## Short task
Copy all the entries below exactly, but not the pictures.

** begin **

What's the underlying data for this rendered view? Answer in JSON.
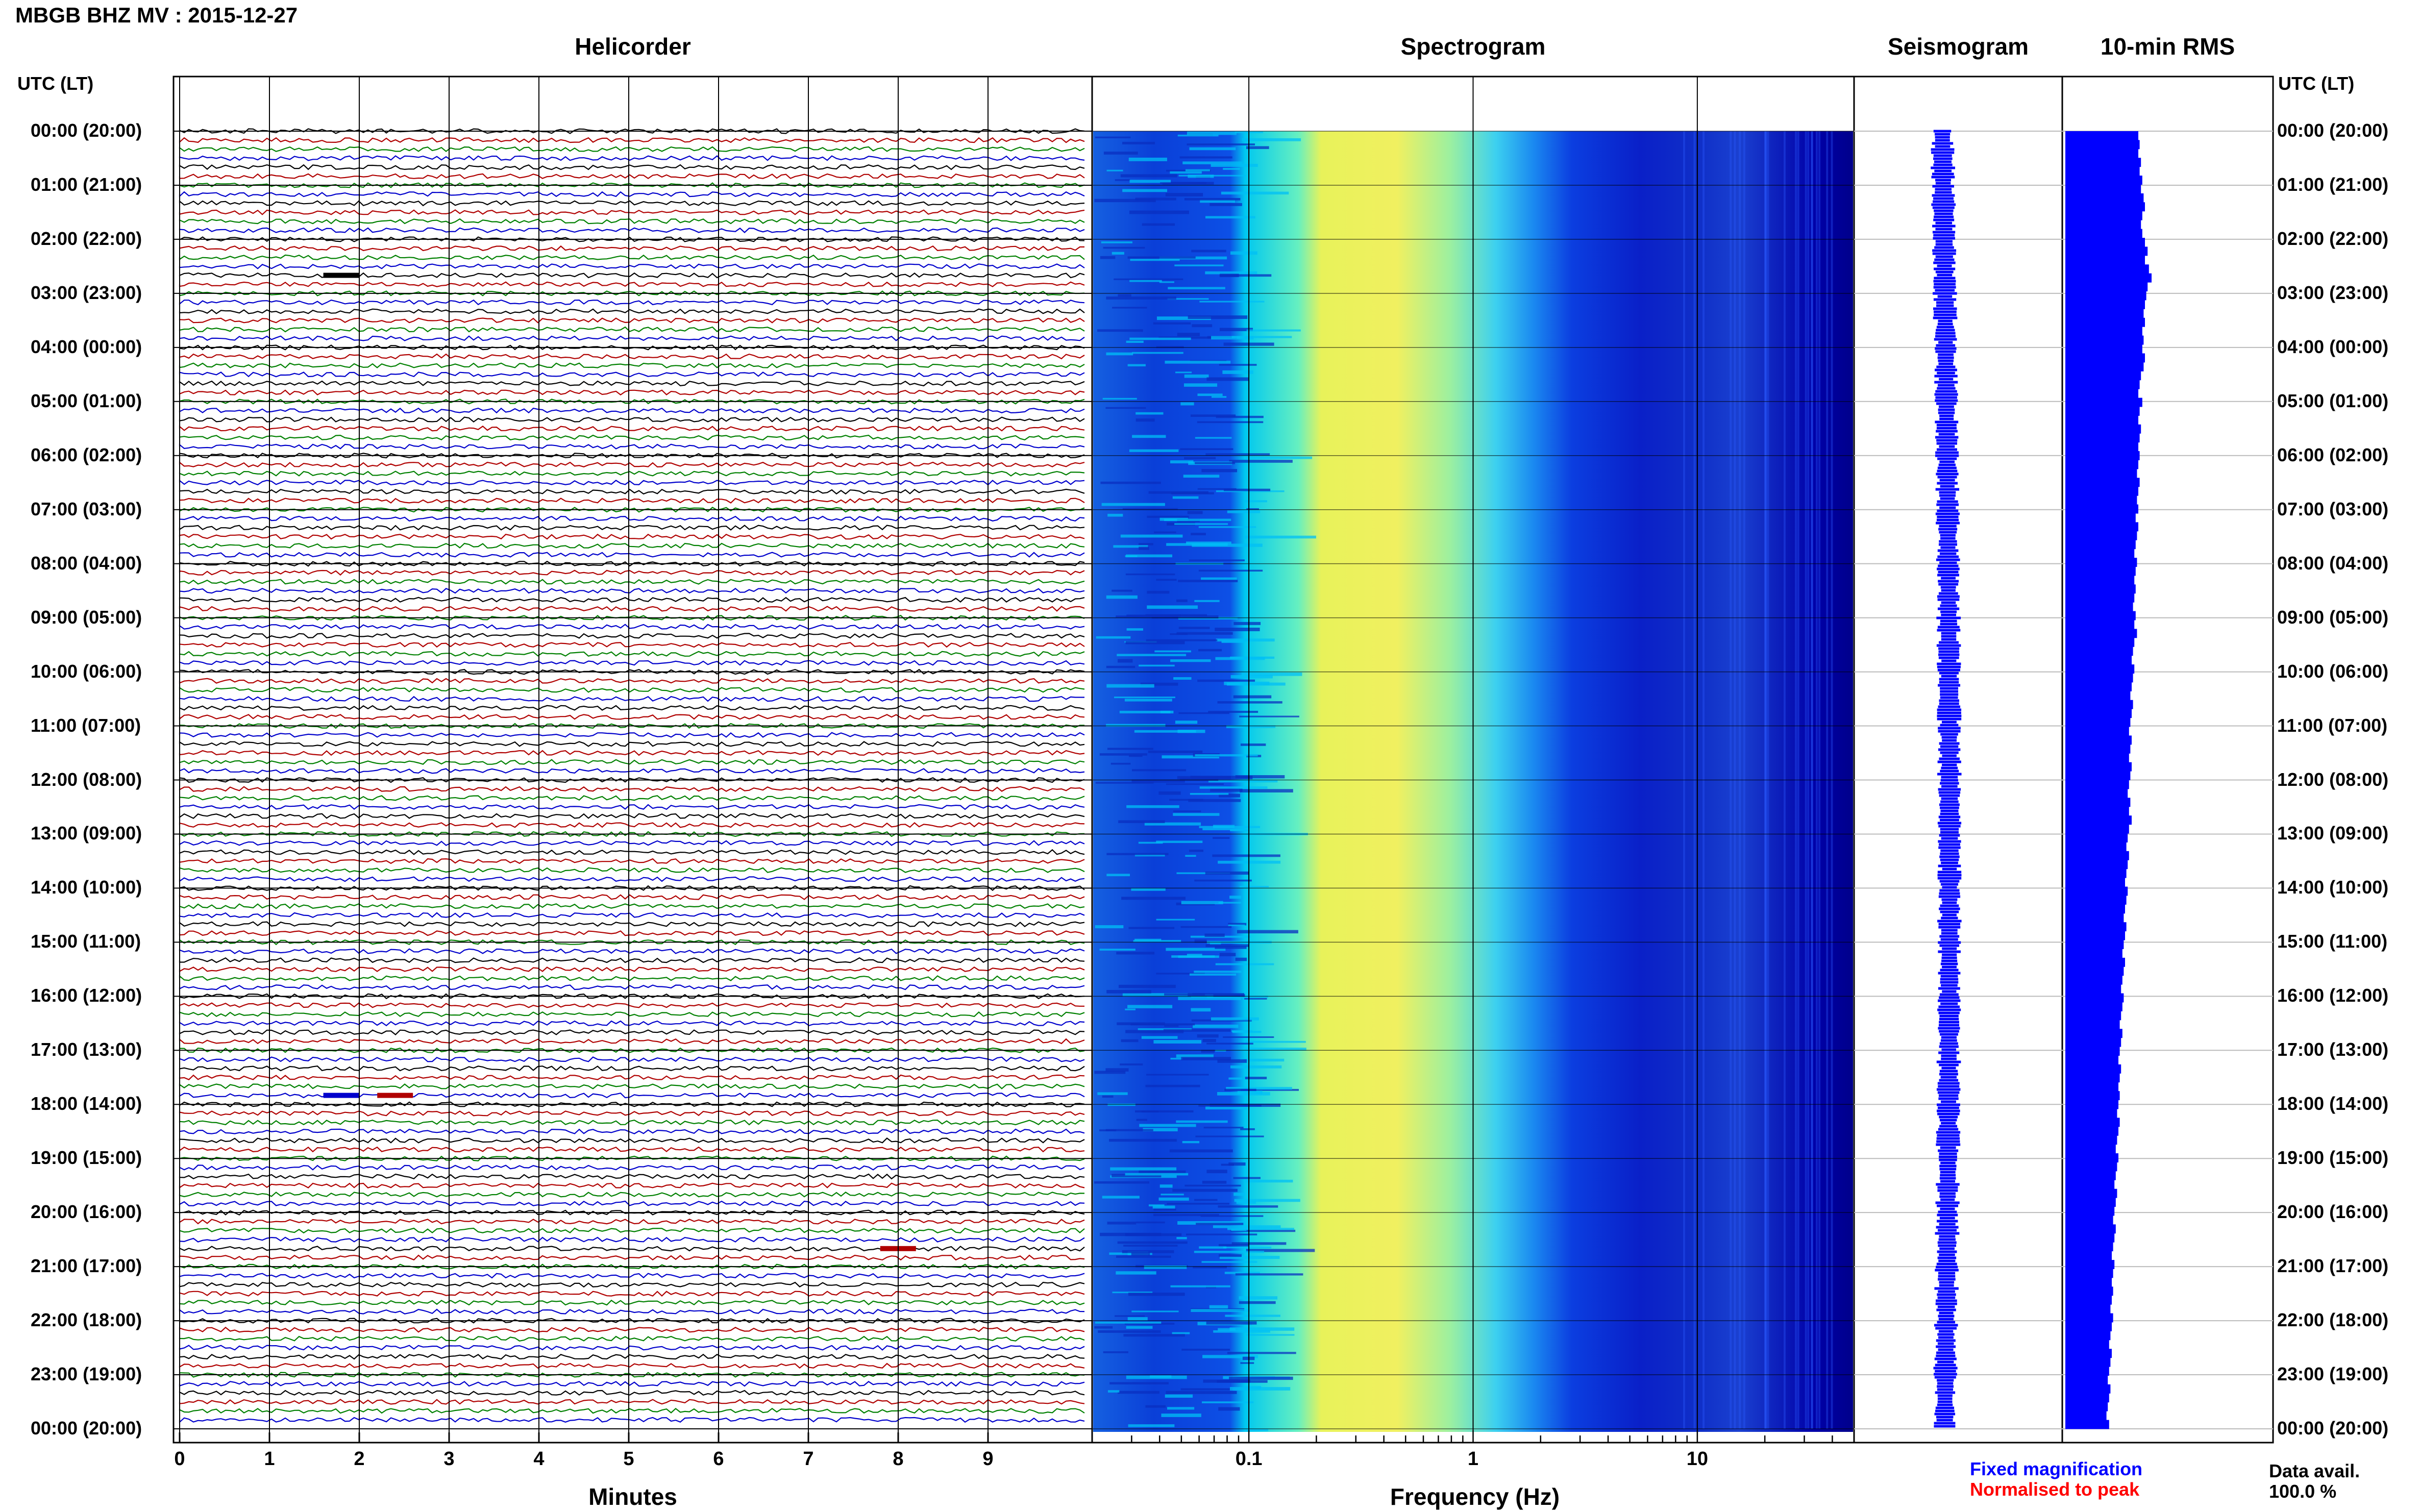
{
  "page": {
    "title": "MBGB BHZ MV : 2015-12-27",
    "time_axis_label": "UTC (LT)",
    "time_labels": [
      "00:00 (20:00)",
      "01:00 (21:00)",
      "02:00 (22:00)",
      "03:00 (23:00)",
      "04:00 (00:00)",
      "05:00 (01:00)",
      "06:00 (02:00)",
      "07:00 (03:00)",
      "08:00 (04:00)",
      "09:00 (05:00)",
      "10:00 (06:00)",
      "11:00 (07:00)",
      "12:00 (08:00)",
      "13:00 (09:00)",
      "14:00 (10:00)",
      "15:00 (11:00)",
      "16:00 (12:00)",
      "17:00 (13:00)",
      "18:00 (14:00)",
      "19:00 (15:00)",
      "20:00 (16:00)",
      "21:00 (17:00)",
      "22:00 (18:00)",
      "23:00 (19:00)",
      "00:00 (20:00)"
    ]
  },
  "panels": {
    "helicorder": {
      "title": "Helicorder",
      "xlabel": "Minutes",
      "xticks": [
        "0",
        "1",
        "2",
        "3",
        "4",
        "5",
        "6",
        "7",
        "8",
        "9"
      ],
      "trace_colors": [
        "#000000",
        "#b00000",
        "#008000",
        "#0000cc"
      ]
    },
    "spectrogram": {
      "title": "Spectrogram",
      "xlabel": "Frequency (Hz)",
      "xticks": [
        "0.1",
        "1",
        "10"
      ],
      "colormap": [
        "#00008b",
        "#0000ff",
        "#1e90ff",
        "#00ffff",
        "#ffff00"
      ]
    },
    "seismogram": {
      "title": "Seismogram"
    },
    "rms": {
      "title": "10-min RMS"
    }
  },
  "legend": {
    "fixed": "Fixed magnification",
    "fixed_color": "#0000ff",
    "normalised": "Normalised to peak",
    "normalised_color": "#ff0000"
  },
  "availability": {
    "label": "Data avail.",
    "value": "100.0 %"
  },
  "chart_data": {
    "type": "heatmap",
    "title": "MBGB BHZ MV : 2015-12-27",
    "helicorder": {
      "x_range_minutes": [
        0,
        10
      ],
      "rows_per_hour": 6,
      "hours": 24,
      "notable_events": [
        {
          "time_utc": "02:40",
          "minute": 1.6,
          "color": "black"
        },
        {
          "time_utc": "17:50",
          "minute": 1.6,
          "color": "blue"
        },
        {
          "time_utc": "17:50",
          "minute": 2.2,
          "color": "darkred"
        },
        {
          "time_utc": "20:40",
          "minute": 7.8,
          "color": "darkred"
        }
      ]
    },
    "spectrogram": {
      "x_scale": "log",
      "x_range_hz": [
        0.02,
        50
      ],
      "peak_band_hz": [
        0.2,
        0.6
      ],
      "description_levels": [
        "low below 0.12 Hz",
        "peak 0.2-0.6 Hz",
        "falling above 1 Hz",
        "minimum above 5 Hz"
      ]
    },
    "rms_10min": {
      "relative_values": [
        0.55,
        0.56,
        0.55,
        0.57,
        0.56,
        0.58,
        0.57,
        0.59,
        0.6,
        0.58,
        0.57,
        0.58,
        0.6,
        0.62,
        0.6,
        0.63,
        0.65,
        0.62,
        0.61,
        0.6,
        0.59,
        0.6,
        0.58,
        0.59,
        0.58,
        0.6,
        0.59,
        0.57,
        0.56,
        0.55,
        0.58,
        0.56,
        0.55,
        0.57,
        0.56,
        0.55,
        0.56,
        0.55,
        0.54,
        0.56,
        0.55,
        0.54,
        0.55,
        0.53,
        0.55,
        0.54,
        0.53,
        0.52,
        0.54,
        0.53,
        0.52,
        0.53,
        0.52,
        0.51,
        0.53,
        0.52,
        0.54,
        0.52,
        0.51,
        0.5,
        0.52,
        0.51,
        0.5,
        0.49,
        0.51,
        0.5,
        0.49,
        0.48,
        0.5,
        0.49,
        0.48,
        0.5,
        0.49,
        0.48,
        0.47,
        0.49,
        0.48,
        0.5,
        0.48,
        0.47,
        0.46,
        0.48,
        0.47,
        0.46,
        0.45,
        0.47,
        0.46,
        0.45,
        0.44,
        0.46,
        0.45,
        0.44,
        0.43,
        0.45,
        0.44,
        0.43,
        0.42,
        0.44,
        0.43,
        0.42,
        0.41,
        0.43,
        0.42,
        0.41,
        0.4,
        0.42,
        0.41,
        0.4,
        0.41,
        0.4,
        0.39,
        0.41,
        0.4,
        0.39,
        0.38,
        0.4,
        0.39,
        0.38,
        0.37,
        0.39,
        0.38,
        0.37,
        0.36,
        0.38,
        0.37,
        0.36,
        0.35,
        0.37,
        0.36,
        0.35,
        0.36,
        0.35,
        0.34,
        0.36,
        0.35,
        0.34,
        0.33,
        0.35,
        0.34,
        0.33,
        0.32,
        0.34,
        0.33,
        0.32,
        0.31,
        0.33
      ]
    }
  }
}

** end **

## Response
What's the underlying data for this rendered view? Answer in JSON.
{
  "page": {
    "title": "MBGB BHZ MV : 2015-12-27",
    "time_axis_label": "UTC (LT)",
    "time_labels": [
      "00:00 (20:00)",
      "01:00 (21:00)",
      "02:00 (22:00)",
      "03:00 (23:00)",
      "04:00 (00:00)",
      "05:00 (01:00)",
      "06:00 (02:00)",
      "07:00 (03:00)",
      "08:00 (04:00)",
      "09:00 (05:00)",
      "10:00 (06:00)",
      "11:00 (07:00)",
      "12:00 (08:00)",
      "13:00 (09:00)",
      "14:00 (10:00)",
      "15:00 (11:00)",
      "16:00 (12:00)",
      "17:00 (13:00)",
      "18:00 (14:00)",
      "19:00 (15:00)",
      "20:00 (16:00)",
      "21:00 (17:00)",
      "22:00 (18:00)",
      "23:00 (19:00)",
      "00:00 (20:00)"
    ]
  },
  "panels": {
    "helicorder": {
      "title": "Helicorder",
      "xlabel": "Minutes",
      "xticks": [
        "0",
        "1",
        "2",
        "3",
        "4",
        "5",
        "6",
        "7",
        "8",
        "9"
      ],
      "trace_colors": [
        "#000000",
        "#b00000",
        "#008000",
        "#0000cc"
      ]
    },
    "spectrogram": {
      "title": "Spectrogram",
      "xlabel": "Frequency (Hz)",
      "xticks": [
        "0.1",
        "1",
        "10"
      ],
      "colormap": [
        "#00008b",
        "#0000ff",
        "#1e90ff",
        "#00ffff",
        "#ffff00"
      ]
    },
    "seismogram": {
      "title": "Seismogram"
    },
    "rms": {
      "title": "10-min RMS"
    }
  },
  "legend": {
    "fixed": "Fixed magnification",
    "fixed_color": "#0000ff",
    "normalised": "Normalised to peak",
    "normalised_color": "#ff0000"
  },
  "availability": {
    "label": "Data avail.",
    "value": "100.0 %"
  },
  "chart_data": {
    "type": "heatmap",
    "title": "MBGB BHZ MV : 2015-12-27",
    "helicorder": {
      "x_range_minutes": [
        0,
        10
      ],
      "rows_per_hour": 6,
      "hours": 24,
      "notable_events": [
        {
          "time_utc": "02:40",
          "minute": 1.6,
          "color": "black"
        },
        {
          "time_utc": "17:50",
          "minute": 1.6,
          "color": "blue"
        },
        {
          "time_utc": "17:50",
          "minute": 2.2,
          "color": "darkred"
        },
        {
          "time_utc": "20:40",
          "minute": 7.8,
          "color": "darkred"
        }
      ]
    },
    "spectrogram": {
      "x_scale": "log",
      "x_range_hz": [
        0.02,
        50
      ],
      "peak_band_hz": [
        0.2,
        0.6
      ],
      "description_levels": [
        "low below 0.12 Hz",
        "peak 0.2-0.6 Hz",
        "falling above 1 Hz",
        "minimum above 5 Hz"
      ]
    },
    "rms_10min": {
      "relative_values": [
        0.55,
        0.56,
        0.55,
        0.57,
        0.56,
        0.58,
        0.57,
        0.59,
        0.6,
        0.58,
        0.57,
        0.58,
        0.6,
        0.62,
        0.6,
        0.63,
        0.65,
        0.62,
        0.61,
        0.6,
        0.59,
        0.6,
        0.58,
        0.59,
        0.58,
        0.6,
        0.59,
        0.57,
        0.56,
        0.55,
        0.58,
        0.56,
        0.55,
        0.57,
        0.56,
        0.55,
        0.56,
        0.55,
        0.54,
        0.56,
        0.55,
        0.54,
        0.55,
        0.53,
        0.55,
        0.54,
        0.53,
        0.52,
        0.54,
        0.53,
        0.52,
        0.53,
        0.52,
        0.51,
        0.53,
        0.52,
        0.54,
        0.52,
        0.51,
        0.5,
        0.52,
        0.51,
        0.5,
        0.49,
        0.51,
        0.5,
        0.49,
        0.48,
        0.5,
        0.49,
        0.48,
        0.5,
        0.49,
        0.48,
        0.47,
        0.49,
        0.48,
        0.5,
        0.48,
        0.47,
        0.46,
        0.48,
        0.47,
        0.46,
        0.45,
        0.47,
        0.46,
        0.45,
        0.44,
        0.46,
        0.45,
        0.44,
        0.43,
        0.45,
        0.44,
        0.43,
        0.42,
        0.44,
        0.43,
        0.42,
        0.41,
        0.43,
        0.42,
        0.41,
        0.4,
        0.42,
        0.41,
        0.4,
        0.41,
        0.4,
        0.39,
        0.41,
        0.4,
        0.39,
        0.38,
        0.4,
        0.39,
        0.38,
        0.37,
        0.39,
        0.38,
        0.37,
        0.36,
        0.38,
        0.37,
        0.36,
        0.35,
        0.37,
        0.36,
        0.35,
        0.36,
        0.35,
        0.34,
        0.36,
        0.35,
        0.34,
        0.33,
        0.35,
        0.34,
        0.33,
        0.32,
        0.34,
        0.33,
        0.32,
        0.31,
        0.33
      ]
    }
  }
}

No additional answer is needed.